(Task statement) Could you retype every entry below exactly as written?

•••

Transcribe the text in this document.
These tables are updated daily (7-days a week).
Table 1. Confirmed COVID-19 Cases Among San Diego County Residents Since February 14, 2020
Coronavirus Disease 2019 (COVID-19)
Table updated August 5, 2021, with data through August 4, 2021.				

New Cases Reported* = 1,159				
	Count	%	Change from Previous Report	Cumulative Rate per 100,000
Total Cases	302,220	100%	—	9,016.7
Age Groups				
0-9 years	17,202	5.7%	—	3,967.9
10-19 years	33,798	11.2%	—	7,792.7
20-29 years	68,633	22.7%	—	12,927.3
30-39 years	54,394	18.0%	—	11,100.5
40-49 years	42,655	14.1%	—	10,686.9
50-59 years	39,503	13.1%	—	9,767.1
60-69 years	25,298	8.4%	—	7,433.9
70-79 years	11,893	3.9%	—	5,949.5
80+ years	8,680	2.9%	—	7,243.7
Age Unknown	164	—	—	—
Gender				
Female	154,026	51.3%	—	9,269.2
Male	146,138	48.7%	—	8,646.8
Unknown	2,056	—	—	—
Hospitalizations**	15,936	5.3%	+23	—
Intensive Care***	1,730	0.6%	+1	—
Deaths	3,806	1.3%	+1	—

•••

(Solution)
Transcribe the text in this document.
These tables are updated daily (7-days a week).
Table 1. Confirmed COVID-19 Cases Among San Diego County Residents Since February 14, 2020
Coronavirus Disease 2019 (COVID-19)
Table updated August 5, 2021, with data through August 4, 2021.				

New Cases Reported* = 1,159				
	Count	%	Change from Previous Report	Cumulative Rate per 100,000
Total Cases	302,220	100%	—	9,016.7
Age Groups				
0-9 years	17,202	5.7%	—	3,967.9
10-19 years	33,798	11.2%	—	7,792.7
20-29 years	68,633	22.7%	—	12,927.3
30-39 years	54,394	18.0%	—	11,100.5
40-49 years	42,655	14.1%	—	10,686.9
50-59 years	39,503	13.1%	—	9,767.1
60-69 years	25,298	8.4%	—	7,433.9
70-79 years	11,893	3.9%	—	5,949.5
80+ years	8,680	2.9%	—	7,243.7
Age Unknown	164	—	—	—
Gender				
Female	154,026	51.3%	—	9,269.2
Male	146,138	48.7%	—	8,646.8
Unknown	2,056	—	—	—
Hospitalizations**	15,936	5.3%	+23	—
Intensive Care***	1,730	0.6%	+1	—
Deaths	3,806	1.3%	+1	—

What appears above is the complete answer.